-- Selected text --
- - -

I was...I don't know...ten or eleven. My parents were non-religious (dad was an apathy atheist who theorized all religion as a means of social control, my mom was a lapsed catholic) but I was completely surrounded by people who had for years been claiming to belong to a religious philosophy of tolerance and love and compassion but who ridiculed, assaulted, and humiliated me at every turn because I didn't go to church and don't accept every word in the King James Bible as 100% literal accurate infallible fact. Every discussion of evolution and natural selection (which seemed upon examination of the information even then to be pretty a solid way for species to survive and thrive and confused me that other people couldn't separate evolution as a natural phenomenon with the very specific hominid evolutionary chain which led to humanity and offended their 'I was made by god to look like him[isn't that vanity and arrogance and hubris?]' Philosophy) turned into a 20 to 1 fight with me sitting all by my lonesome being told I was going to hell forever and they didn't come from no monkey and I'm the stupid crazy one. And any attempts to point out flaws and inconsistencies in the narrative are met with equal anger and aggression.

It's pretty easy to avoid a place you feel so overwhelmingly unwelcome, and that rational critical thought is so fervently unacceptable.

1

Your story parallels mine. My break was over 60 years ago.

1

I have always had doubt and questioned a lot and got shut down and shamed! After a long while, I had enough, I could care less if I was approved of or not! Now I feel like a normal person!!

- - -

-- Supplied data --
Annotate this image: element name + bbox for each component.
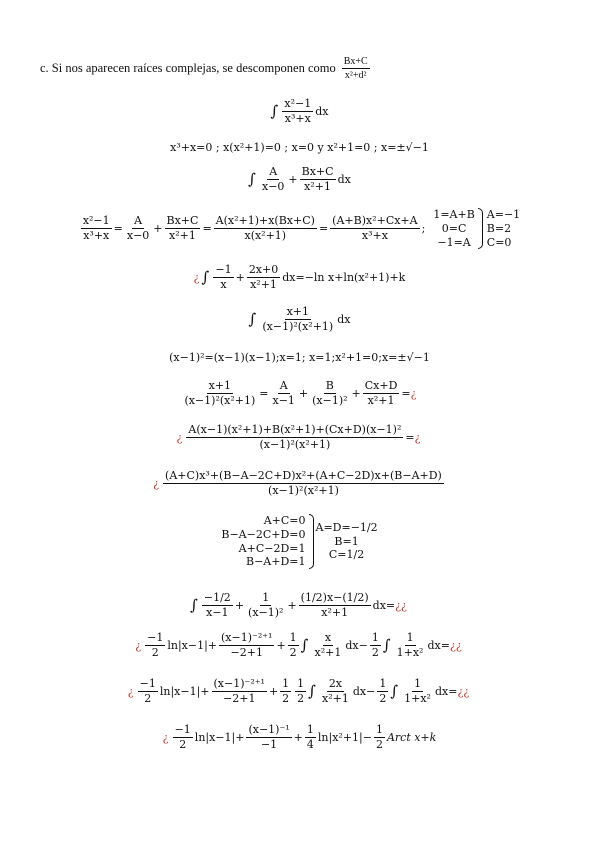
equation-5: [0, 264, 599, 291]
fraction: $\frac{Bx+C}{\text{x²+1}}$: [166, 214, 199, 243]
fraction: $\frac{-1}{x}$: [215, 263, 232, 292]
system-row: B=1: [334, 534, 359, 548]
fraction: $\frac{B}{\text{(x−1)²}}$: [312, 379, 348, 408]
placeholder-glyph: ¿: [135, 638, 142, 652]
fraction: $\frac{A}{x-0}$: [126, 214, 150, 243]
operator: +: [287, 598, 297, 612]
system-row: A=−1: [486, 208, 521, 221]
fraction: $\frac{\text{(x−1)⁻²⁺¹}}{-2+1}$: [213, 677, 265, 706]
fraction: $\frac{\text{x²−1}}{\text{x³+x}}$: [82, 214, 110, 243]
system-right: [316, 521, 378, 562]
operator: +: [153, 221, 163, 235]
equation-13: [0, 632, 599, 659]
fraction: $\frac{x+1}{\text{(x−1)²(x²+1)}}$: [262, 305, 334, 334]
equation-11: [0, 514, 599, 569]
fraction: $\frac{\text{(A+C)x³+(B−A−2C+D)x²+(A+C−2D)x+(B−A+D)}}{\text{(x−1)²(x²+1)}}$: [165, 469, 442, 498]
fraction: $\frac{2x}{\text{x²+1}}$: [322, 677, 349, 706]
fraction: $\frac{2x+0}{\text{x²+1}}$: [248, 263, 279, 292]
system-left: [221, 514, 305, 569]
fraction: $\frac{-1}{2}$: [139, 677, 156, 706]
equation-8: [0, 380, 599, 407]
integral-sign: ∫: [190, 596, 198, 615]
equation-system: [221, 514, 377, 569]
operator: +: [288, 172, 298, 186]
intro-line: [40, 56, 372, 81]
brace: [478, 208, 483, 249]
eq-text: x³+x=0 ; x(x²+1)=0 ; x=0 y x²+1=0 ; x=±√−1: [170, 141, 429, 154]
operator: +: [235, 270, 245, 284]
eq-text: ln|x−1|+: [167, 638, 218, 652]
integral-sign: ∫: [248, 170, 256, 189]
operator: =: [401, 386, 411, 400]
eq-text: (x−1)²=(x−1)(x−1);x=1; x=1;x²+1=0;x=±√−1: [169, 351, 430, 364]
operator: ;: [421, 221, 426, 235]
fraction: $\frac{1}{2}$: [297, 677, 305, 706]
equation-10: [0, 470, 599, 497]
fraction: $\frac{1}{\text{(x−1)²}}$: [248, 591, 284, 620]
fraction: $\frac{-1}{2}$: [147, 631, 164, 660]
equation-14: [0, 678, 599, 705]
fraction: $\frac{1}{2}$: [371, 631, 379, 660]
eq-text: dx=: [434, 684, 458, 698]
equation-7: [0, 352, 599, 364]
eq-text: Arct x+k: [386, 730, 437, 744]
fraction: $\frac{1}{2}$: [289, 631, 297, 660]
eq-text: dx=−ln x+ln(x²+1)+k: [282, 270, 406, 284]
equation-12: [0, 592, 599, 619]
fraction: $\frac{A}{x-0}$: [262, 165, 285, 194]
system-row: A+C−2D=1: [238, 541, 306, 555]
fraction: $\frac{A}{x-1}$: [272, 379, 295, 408]
placeholder-glyph: ¿: [153, 476, 160, 490]
eq-text: ln|x−1|+: [194, 730, 245, 744]
operator: =: [202, 221, 212, 235]
fraction: $\frac{1}{2}$: [379, 677, 387, 706]
integral-sign: ∫: [270, 102, 279, 121]
system-row: −1=A: [437, 235, 471, 249]
operator: +: [298, 386, 309, 400]
fraction: $\frac{-1}{2}$: [174, 723, 191, 752]
system-row: 1=A+B: [433, 208, 475, 221]
placeholder-glyph: ¿¿: [395, 598, 407, 612]
equation-2: [0, 142, 599, 154]
eq-text: dx=: [372, 598, 396, 612]
intro-frac-num: Bx+C: [343, 56, 368, 67]
integral-sign: ∫: [382, 636, 391, 655]
placeholder-glyph: ¿¿: [449, 638, 462, 652]
intro-frac-den: x²+d²: [344, 70, 367, 81]
fraction: $\frac{1}{2}$: [375, 723, 383, 752]
equation-6: [0, 306, 599, 333]
placeholder-glyph: ¿: [414, 430, 421, 444]
system-right: [485, 208, 520, 249]
placeholder-glyph: ¿: [127, 684, 134, 698]
eq-text: ln|x−1|+: [159, 684, 210, 698]
integral-sign: ∫: [300, 636, 309, 655]
fraction: $\frac{Cx+D}{\text{x²+1}}$: [364, 379, 398, 408]
fraction: $\frac{x}{\text{x²+1}}$: [314, 631, 342, 660]
fraction: $\frac{Bx+C}{\text{x²+1}}$: [301, 165, 334, 194]
eq-text: dx: [337, 172, 351, 186]
fraction: $\frac{1}{\text{1+x²}}$: [404, 677, 431, 706]
integral-sign: ∫: [308, 682, 316, 701]
intro-text: c. Si nos aparecen raíces complejas, se descomponen como: [40, 61, 336, 75]
equation-system: [433, 208, 520, 249]
system-row: 0=C: [441, 221, 467, 235]
system-row: A=D=−1/2: [315, 520, 378, 534]
placeholder-glyph: ¿: [410, 386, 417, 400]
eq-text: dx−: [352, 684, 376, 698]
eq-text: dx: [315, 104, 329, 118]
system-row: C=0: [486, 235, 512, 249]
system-row: A+C=0: [263, 514, 306, 527]
eq-text: ln|x²+1|−: [317, 730, 372, 744]
operator: =: [405, 430, 415, 444]
fraction: $\frac{1}{\text{1+x²}}$: [396, 631, 424, 660]
operator: =: [318, 221, 329, 235]
placeholder-glyph: ¿: [176, 430, 183, 444]
equation-3: [0, 166, 599, 193]
fraction: $\frac{\text{(A+B)x²+Cx+A}}{\text{x³+x}}$: [332, 214, 418, 243]
system-row: B=2: [486, 221, 512, 235]
fraction: $\frac{(1/2)x-(1/2)}{\text{x²+1}}$: [300, 591, 369, 620]
integral-sign: ∫: [248, 310, 257, 329]
system-row: B−A+D=1: [246, 555, 306, 569]
fraction: $\frac{\text{(x−1)⁻²⁺¹}}{-2+1}$: [221, 631, 273, 660]
operator: =: [259, 386, 269, 400]
placeholder-glyph: ¿: [193, 270, 200, 284]
equation-1: [0, 98, 599, 125]
eq-text: dx=: [427, 638, 450, 652]
fraction: $\frac{\text{A(x²+1)+x(Bx+C)}}{\text{x(x²+1)}}$: [215, 214, 315, 243]
integral-sign: ∫: [201, 268, 210, 287]
operator: +: [234, 598, 245, 612]
system-row: B−A−2C+D=0: [221, 527, 306, 541]
eq-text: dx: [337, 312, 351, 326]
operator: =: [113, 221, 123, 235]
system-left: [433, 208, 474, 249]
fraction: $\frac{1}{2}$: [282, 677, 290, 706]
placeholder-glyph: ¿¿: [457, 684, 470, 698]
fraction: $\frac{x+1}{\text{(x−1)²(x²+1)}}$: [184, 379, 256, 408]
equation-4: [0, 208, 599, 249]
integral-sign: ∫: [390, 682, 399, 701]
fraction: $\frac{\text{A(x−1)(x²+1)+B(x²+1)+(Cx+D)(x−1)²}}{\text{(x−1)²(x²+1)}}$: [188, 423, 402, 452]
intro-fraction: [342, 56, 370, 81]
brace: [309, 514, 314, 569]
operator: +: [276, 638, 286, 652]
fraction: $\frac{\text{(x−1)⁻¹}}{-1}$: [248, 723, 290, 752]
fraction: $\frac{1}{4}$: [306, 723, 314, 752]
operator: +: [351, 386, 361, 400]
fraction: $\frac{-1/2}{x-1}$: [203, 591, 231, 620]
placeholder-glyph: ¿: [162, 730, 169, 744]
system-row: C=1/2: [328, 548, 365, 562]
operator: +: [293, 730, 303, 744]
operator: +: [268, 684, 279, 698]
equation-15: [0, 724, 599, 751]
eq-text: dx−: [345, 638, 368, 652]
fraction: $\frac{\text{x²−1}}{\text{x³+x}}$: [284, 97, 312, 126]
equation-9: [0, 424, 599, 451]
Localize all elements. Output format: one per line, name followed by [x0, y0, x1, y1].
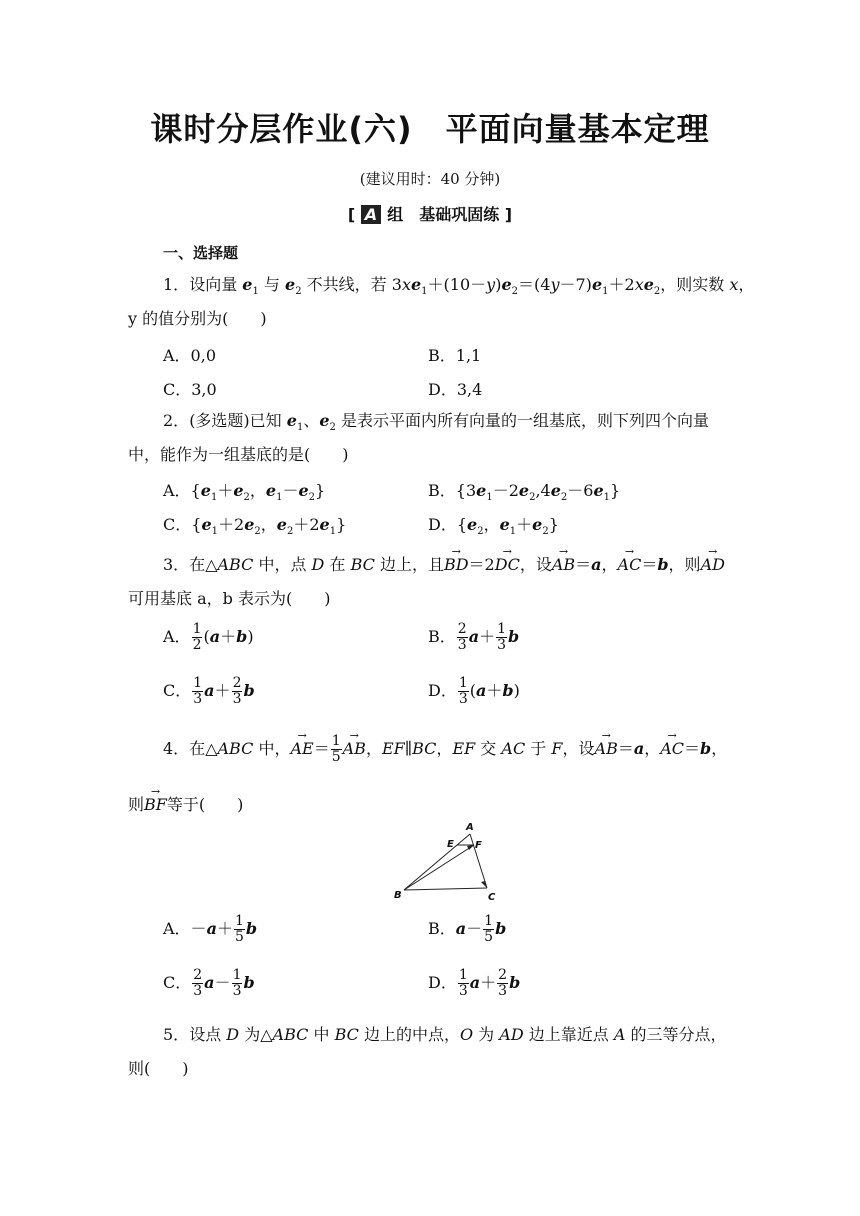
group-tag: A	[361, 205, 381, 224]
figure-label-b: B	[394, 890, 402, 901]
group-label: 组 基础巩固练	[387, 205, 500, 224]
option-a: A．0,0	[163, 346, 217, 365]
question-number: 1．	[163, 275, 190, 294]
option-d: D．3,4	[428, 380, 483, 399]
figure-label-a: A	[466, 822, 474, 833]
figure-label-f: F	[475, 840, 482, 851]
option-b: B．$\{3e_1-2e_2,4e_2-6e_1\}$	[428, 481, 621, 504]
question-number: 3．	[163, 555, 190, 574]
option-a: A．{$e_1+e_2$，$e_1-e_2$}	[163, 481, 326, 504]
triangle-figure	[390, 820, 500, 904]
question-1-line-1: 1．设向量 $e_1$ 与 $e_2$ 不共线，若 $3xe_1+(10-y)e_2=(4y-7)e_1+2xe_2$，则实数 x，	[163, 275, 755, 298]
option-b: B．1,1	[428, 346, 482, 365]
question-4-line-1: 4．在△ABC 中，→ AE＝ $\frac{1}{5}$ → AB，EF∥BC，EF 交 AC 于 F，设→ AB＝a，→ AC＝b，	[163, 732, 727, 766]
page-title: 课时分层作业(六) 平面向量基本定理	[150, 110, 710, 148]
group-close-bracket: ]	[504, 205, 513, 224]
question-4-stem-tail: 等于( )	[166, 795, 244, 814]
option-a: A． $\frac{1}{2}$ (a＋b)	[163, 621, 254, 653]
question-1-line-2: y 的值分别为( )	[128, 309, 267, 328]
group-header	[0, 202, 860, 225]
group-open-bracket: [	[347, 205, 356, 224]
question-5-line-2: 则( )	[128, 1059, 189, 1078]
figure-label-e: E	[447, 839, 454, 850]
question-2-line-2: 中，能作为一组基底的是( )	[128, 445, 349, 464]
option-c: C． $\frac{1}{3}$ a＋ $\frac{2}{3}$ b	[163, 675, 255, 707]
option-b: B． $\frac{2}{3}$ a＋ $\frac{1}{3}$ b	[428, 621, 520, 653]
question-number: 5．	[163, 1025, 190, 1044]
question-number: 4．	[163, 739, 190, 758]
figure-label-c: C	[488, 892, 496, 903]
suggested-time: (建议用时：40 分钟)	[359, 170, 501, 188]
option-d: D． $\frac{1}{3}$ a＋ $\frac{2}{3}$ b	[428, 967, 521, 999]
option-d: D．{$e_2$，$e_1+e_2$}	[428, 515, 559, 538]
question-2-line-1: 2．(多选题)已知 $e_1$、$e_2$ 是表示平面内所有向量的一组基底，则下列四个向量	[163, 411, 709, 434]
option-d: D． $\frac{1}{3}$ (a＋b)	[428, 675, 520, 707]
section-heading: 一、选择题	[163, 244, 239, 262]
question-3-line-2: 可用基底 a，b 表示为( )	[128, 589, 331, 608]
option-c: C．{$e_1+2e_2$，$e_2+2e_1$}	[163, 515, 347, 538]
question-5-line-1: 5．设点 D 为△ABC 中 BC 边上的中点，O 为 AD 边上靠近点 A 的三等分点，	[163, 1025, 727, 1044]
option-b: B．a－ $\frac{1}{5}$ b	[428, 913, 507, 945]
option-a: A．－a＋ $\frac{1}{5}$ b	[163, 913, 258, 945]
question-3-line-1: 3．在△ABC 中，点 D 在 BC 边上，且→ BD＝2→ DC，设→ AB＝a，→ AC＝b，则→ AD	[163, 548, 725, 582]
question-4-line-2: 则→ BF等于( )	[128, 788, 243, 822]
question-number: 2．	[163, 411, 190, 430]
option-c: C．3,0	[163, 380, 217, 399]
option-c: C． $\frac{2}{3}$ a－ $\frac{1}{3}$ b	[163, 967, 255, 999]
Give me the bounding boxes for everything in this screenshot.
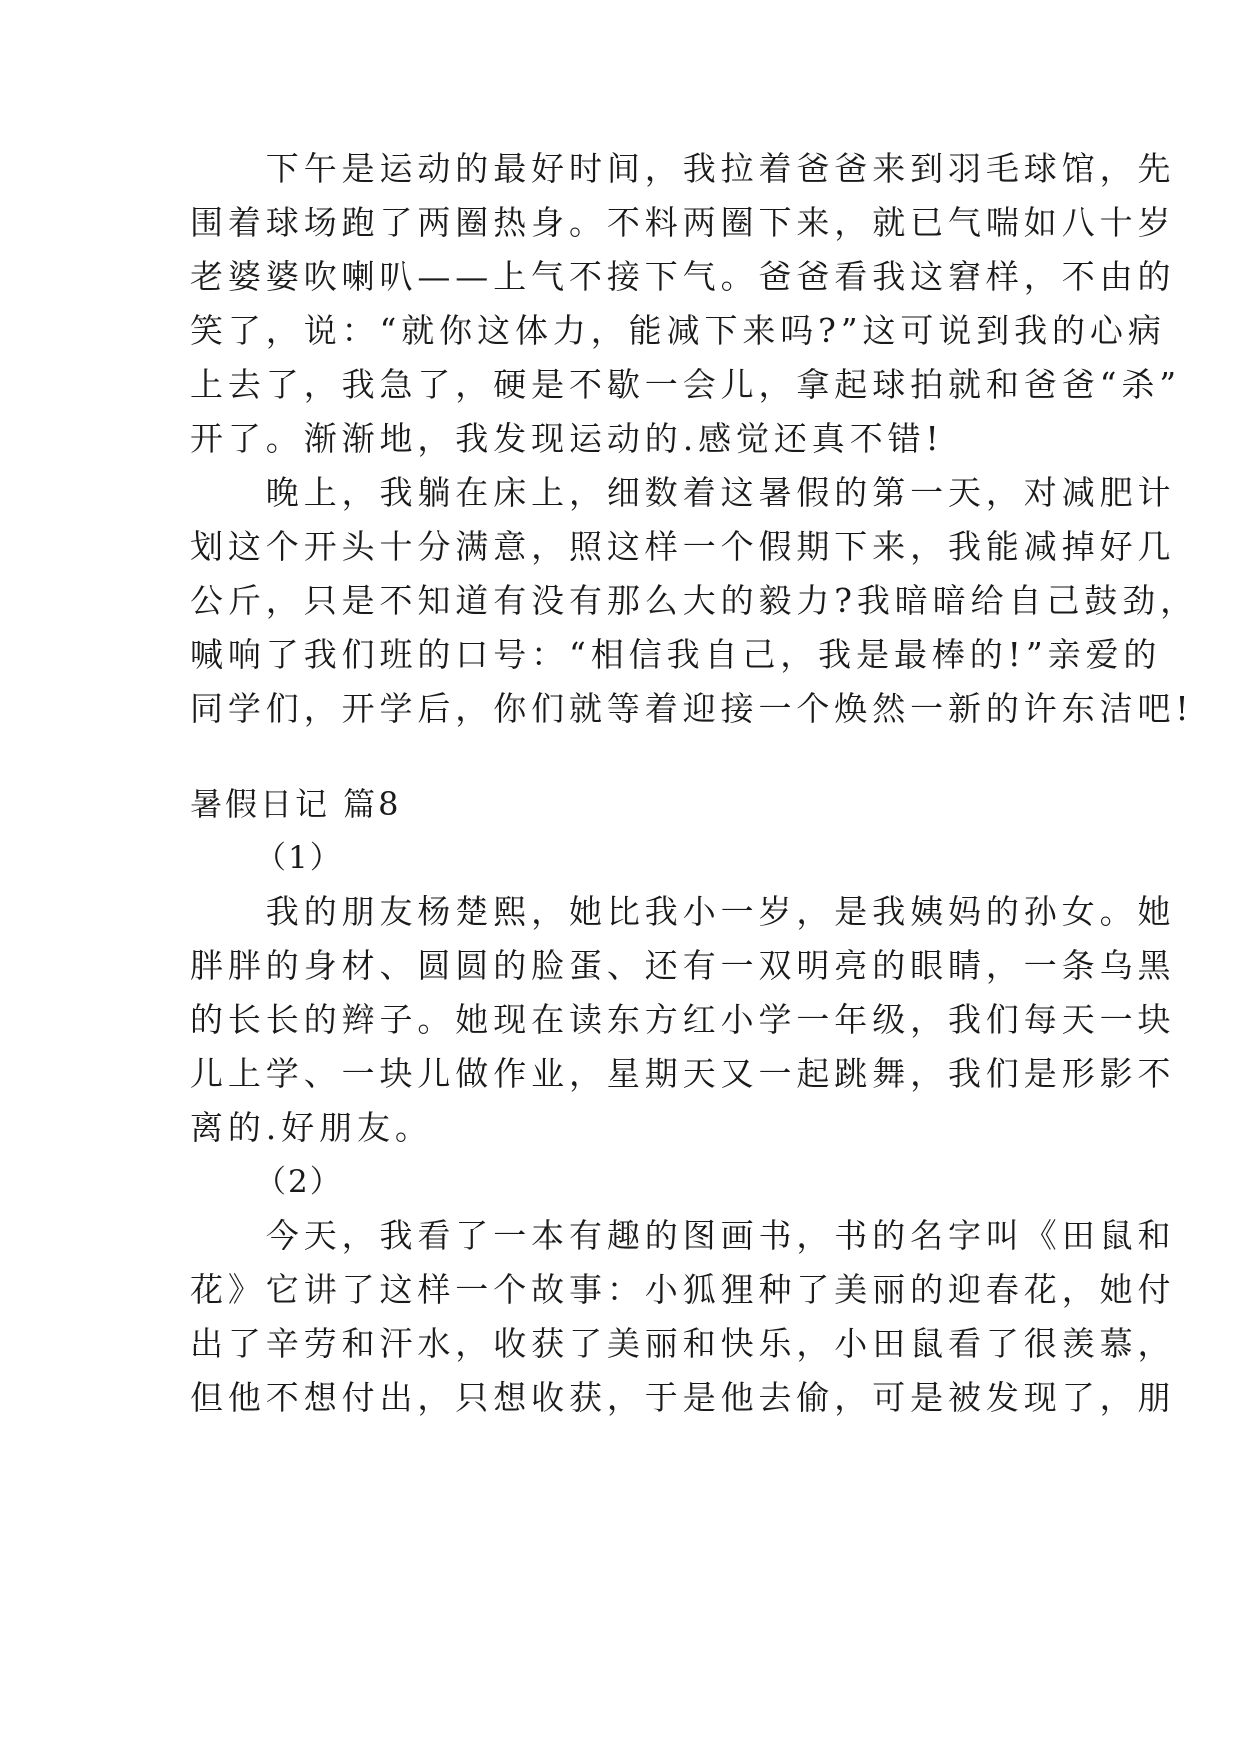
- text-line: 划这个开头十分满意，照这样一个假期下来，我能减掉好几: [190, 527, 1176, 566]
- section-marker: （2）: [255, 1164, 343, 1200]
- section-marker: （1）: [255, 840, 343, 876]
- text-line: 老婆婆吹喇叭——上气不接下气。爸爸看我这窘样，不由的: [190, 257, 1176, 296]
- text-line: 但他不想付出，只想收获，于是他去偷，可是被发现了，朋: [190, 1378, 1176, 1417]
- text-line: 出了辛劳和汗水，收获了美丽和快乐，小田鼠看了很羡慕，: [190, 1324, 1176, 1363]
- text-line: 的长长的辫子。她现在读东方红小学一年级，我们每天一块: [190, 1000, 1176, 1039]
- text-line: 围着球场跑了两圈热身。不料两圈下来，就已气喘如八十岁: [190, 203, 1176, 242]
- text-line: 笑了，说：“就你这体力，能减下来吗?”这可说到我的心病: [190, 311, 1166, 350]
- text-line: 下午是运动的最好时间，我拉着爸爸来到羽毛球馆，先: [190, 149, 1176, 188]
- text-line: 我的朋友杨楚熙，她比我小一岁，是我姨妈的孙女。她: [190, 892, 1176, 931]
- text-line: 离的.好朋友。: [190, 1108, 433, 1147]
- text-line: 儿上学、一块儿做作业，星期天又一起跳舞，我们是形影不: [190, 1054, 1176, 1093]
- section-heading: 暑假日记 篇8: [190, 785, 402, 823]
- text-line: 胖胖的身材、圆圆的脸蛋、还有一双明亮的眼睛，一条乌黑: [190, 946, 1176, 985]
- text-line: 晚上，我躺在床上，细数着这暑假的第一天，对减肥计: [190, 473, 1176, 512]
- text-line: 喊响了我们班的口号：“相信我自己，我是最棒的!”亲爱的: [190, 635, 1162, 674]
- text-line: 今天，我看了一本有趣的图画书，书的名字叫《田鼠和: [190, 1216, 1176, 1255]
- text-line: 同学们，开学后，你们就等着迎接一个焕然一新的许东洁吧!: [190, 689, 1194, 728]
- text-line: 花》它讲了这样一个故事：小狐狸种了美丽的迎春花，她付: [190, 1270, 1176, 1309]
- text-line: 公斤，只是不知道有没有那么大的毅力?我暗暗给自己鼓劲，: [190, 581, 1198, 620]
- text-line: 上去了，我急了，硬是不歇一会儿，拿起球拍就和爸爸“杀”: [190, 365, 1182, 404]
- text-line: 开了。渐渐地，我发现运动的.感觉还真不错!: [190, 419, 944, 458]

- - -

-- Directives --
(1) Answer these questions about the excerpt on doubting religion, one per line:
(a) How old does the first writer say they were at the time described?
(b) How does the first writer describe their mother's religious status?
(c) How long ago does the second commenter say their break happened?
(2) Reproduce the passage of the excerpt on doubting religion starting with "Your story parallels" and going on through "a normal person!!".
(3) List every quality that the people around the first writer claimed their religious philosophy stood for, according to the excerpt on doubting religion.

-- Solutions for each task --
(1)
(a) Ten or eleven.
(b) She was a lapsed Catholic.
(c) Over 60 years ago.

(2)
Your story parallels mine. My break was over 60 years ago.

1

I have always had doubt and questioned a lot and got shut down and shamed! After a long while, I had enough, I could care less if I was approved of or not! Now I feel like a normal person!!

(3)
- tolerance
- love
- compassion